# Instructions for the task
Copy each line of the data below exactly, leaving out pictures.

Recorded data
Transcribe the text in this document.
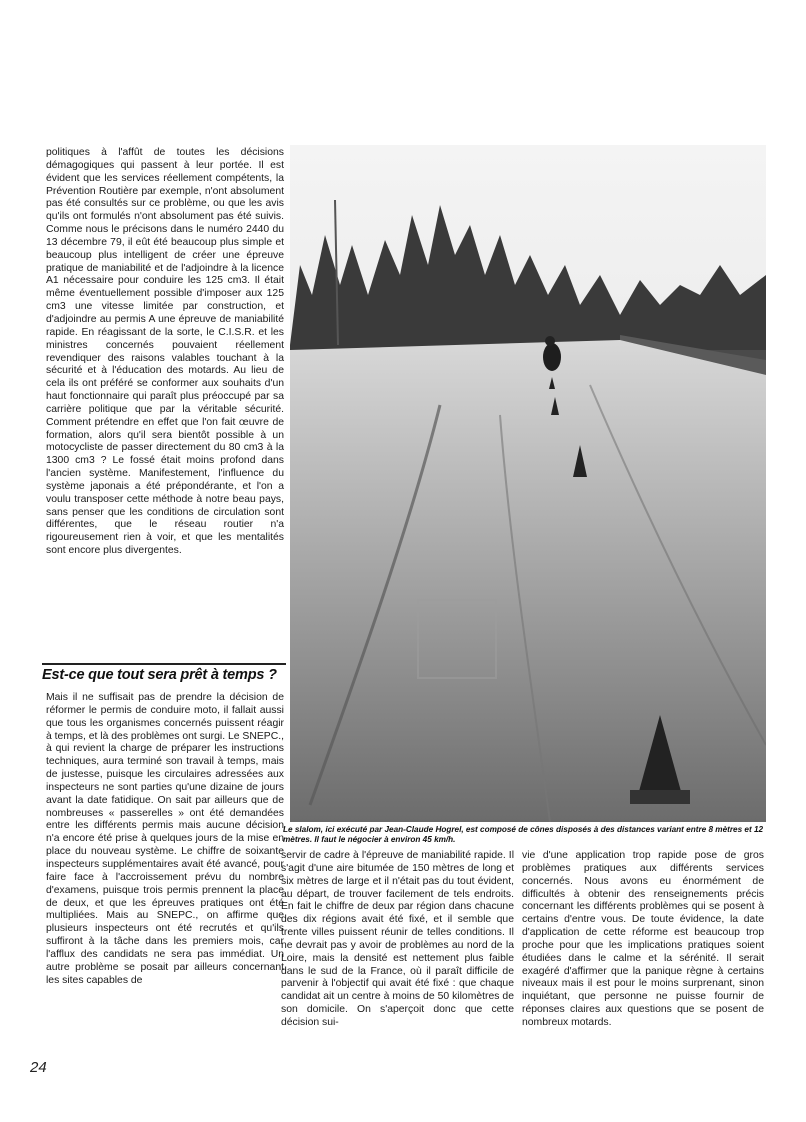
politiques à l'affût de toutes les décisions démagogiques qui passent à leur portée. Il est évident que les services réellement compétents, la Prévention Routière par exemple, n'ont absolument pas été consultés sur ce problème, ou que les avis qu'ils ont formulés n'ont absolument pas été suivis. Comme nous le précisons dans le numéro 2440 du 13 décembre 79, il eût été beaucoup plus simple et beaucoup plus intelligent de créer une épreuve pratique de maniabilité et de l'adjoindre à la licence A1 nécessaire pour conduire les 125 cm3. Il était même éventuellement possible d'imposer aux 125 cm3 une vitesse limitée par construction, et d'adjoindre au permis A une épreuve de maniabilité rapide. En réagissant de la sorte, le C.I.S.R. et les ministres concernés pouvaient réellement revendiquer des raisons valables touchant à la sécurité et à l'éducation des motards. Au lieu de cela ils ont préféré se conformer aux souhaits d'un haut fonctionnaire qui paraît plus préoccupé par sa carrière politique que par la véritable sécurité. Comment prétendre en effet que l'on fait œuvre de formation, alors qu'il sera bientôt possible à un motocycliste de passer directement du 80 cm3 à la 1300 cm3 ? Le fossé était moins profond dans l'ancien système. Manifestement, l'influence du système japonais a été prépondérante, et l'on a voulu transposer cette méthode à notre beau pays, sans penser que les conditions de circulation sont différentes, que le réseau routier n'a rigoureusement rien à voir, et que les mentalités sont encore plus divergentes.

Est-ce que tout sera prêt à temps ?

Mais il ne suffisait pas de prendre la décision de réformer le permis de conduire moto, il fallait aussi que tous les organismes concernés puissent réagir à temps, et là des problèmes ont surgi. Le SNEPC., à qui revient la charge de préparer les instructions techniques, aura terminé son travail à temps, mais de justesse, puisque les circulaires adressées aux inspecteurs ne sont parties qu'une dizaine de jours avant la date fatidique. On sait par ailleurs que de nombreuses « passerelles » ont été demandées entre les différents permis mais aucune décision n'a encore été prise à quelques jours de la mise en place du nouveau système. Le chiffre de soixante inspecteurs supplémentaires avait été avancé, pour faire face à l'accroissement prévu du nombre d'examens, puisque trois permis prennent la place de deux, et que les épreuves pratiques ont été multipliées. Mais au SNEPC., on affirme que plusieurs inspecteurs ont été recrutés et qu'ils suffiront à la tâche dans les premiers mois, car l'afflux des candidats ne sera pas immédiat. Un autre problème se posait par ailleurs concernant les sites capables de

Le slalom, ici exécuté par Jean-Claude Hogrel, est composé de cônes disposés à des distances variant entre 8 mètres et 12 mètres. Il faut le négocier à environ 45 km/h.

servir de cadre à l'épreuve de maniabilité rapide. Il s'agit d'une aire bitumée de 150 mètres de long et six mètres de large et il n'était pas du tout évident, au départ, de trouver facilement de tels endroits. En fait le chiffre de deux par région dans chacune des dix régions avait été fixé, et il semble que trente villes puissent réunir de telles conditions. Il ne devrait pas y avoir de problèmes au nord de la Loire, mais la densité est nettement plus faible dans le sud de la France, où il paraît difficile de parvenir à l'objectif qui avait été fixé : que chaque candidat ait un centre à moins de 50 kilomètres de son domicile. On s'aperçoit donc que cette décision sui-

vie d'une application trop rapide pose de gros problèmes pratiques aux différents services concernés. Nous avons eu énormément de difficultés à obtenir des renseignements précis concernant les différents problèmes qui se posent à certains d'entre vous. De toute évidence, la date d'application de cette réforme est beaucoup trop proche pour que les implications pratiques soient étudiées dans le calme et la sérénité. Il serait exagéré d'affirmer que la panique règne à certains niveaux mais il est pour le moins surprenant, sinon inquiétant, que personne ne puisse fournir de réponses claires aux questions que se posent de nombreux motards.

24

# Reply
Transcribe the text in this document.
politiques à l'affût de toutes les décisions démagogiques qui passent à leur portée. Il est évident que les services réellement compétents, la Prévention Routière par exemple, n'ont absolument pas été consultés sur ce problème, ou que les avis qu'ils ont formulés n'ont absolument pas été suivis. Comme nous le précisons dans le numéro 2440 du 13 décembre 79, il eût été beaucoup plus simple et beaucoup plus intelligent de créer une épreuve pratique de maniabilité et de l'adjoindre à la licence A1 nécessaire pour conduire les 125 cm3. Il était même éventuellement possible d'imposer aux 125 cm3 une vitesse limitée par construction, et d'adjoindre au permis A une épreuve de maniabilité rapide. En réagissant de la sorte, le C.I.S.R. et les ministres concernés pouvaient réellement revendiquer des raisons valables touchant à la sécurité et à l'éducation des motards. Au lieu de cela ils ont préféré se conformer aux souhaits d'un haut fonctionnaire qui paraît plus préoccupé par sa carrière politique que par la véritable sécurité. Comment prétendre en effet que l'on fait œuvre de formation, alors qu'il sera bientôt possible à un motocycliste de passer directement du 80 cm3 à la 1300 cm3 ? Le fossé était moins profond dans l'ancien système. Manifestement, l'influence du système japonais a été prépondérante, et l'on a voulu transposer cette méthode à notre beau pays, sans penser que les conditions de circulation sont différentes, que le réseau routier n'a rigoureusement rien à voir, et que les mentalités sont encore plus divergentes.

Est-ce que tout sera prêt à temps ?

Mais il ne suffisait pas de prendre la décision de réformer le permis de conduire moto, il fallait aussi que tous les organismes concernés puissent réagir à temps, et là des problèmes ont surgi. Le SNEPC., à qui revient la charge de préparer les instructions techniques, aura terminé son travail à temps, mais de justesse, puisque les circulaires adressées aux inspecteurs ne sont parties qu'une dizaine de jours avant la date fatidique. On sait par ailleurs que de nombreuses « passerelles » ont été demandées entre les différents permis mais aucune décision n'a encore été prise à quelques jours de la mise en place du nouveau système. Le chiffre de soixante inspecteurs supplémentaires avait été avancé, pour faire face à l'accroissement prévu du nombre d'examens, puisque trois permis prennent la place de deux, et que les épreuves pratiques ont été multipliées. Mais au SNEPC., on affirme que plusieurs inspecteurs ont été recrutés et qu'ils suffiront à la tâche dans les premiers mois, car l'afflux des candidats ne sera pas immédiat. Un autre problème se posait par ailleurs concernant les sites capables de

Le slalom, ici exécuté par Jean-Claude Hogrel, est composé de cônes disposés à des distances variant entre 8 mètres et 12 mètres. Il faut le négocier à environ 45 km/h.

servir de cadre à l'épreuve de maniabilité rapide. Il s'agit d'une aire bitumée de 150 mètres de long et six mètres de large et il n'était pas du tout évident, au départ, de trouver facilement de tels endroits. En fait le chiffre de deux par région dans chacune des dix régions avait été fixé, et il semble que trente villes puissent réunir de telles conditions. Il ne devrait pas y avoir de problèmes au nord de la Loire, mais la densité est nettement plus faible dans le sud de la France, où il paraît difficile de parvenir à l'objectif qui avait été fixé : que chaque candidat ait un centre à moins de 50 kilomètres de son domicile. On s'aperçoit donc que cette décision sui-

vie d'une application trop rapide pose de gros problèmes pratiques aux différents services concernés. Nous avons eu énormément de difficultés à obtenir des renseignements précis concernant les différents problèmes qui se posent à certains d'entre vous. De toute évidence, la date d'application de cette réforme est beaucoup trop proche pour que les implications pratiques soient étudiées dans le calme et la sérénité. Il serait exagéré d'affirmer que la panique règne à certains niveaux mais il est pour le moins surprenant, sinon inquiétant, que personne ne puisse fournir de réponses claires aux questions que se posent de nombreux motards.

24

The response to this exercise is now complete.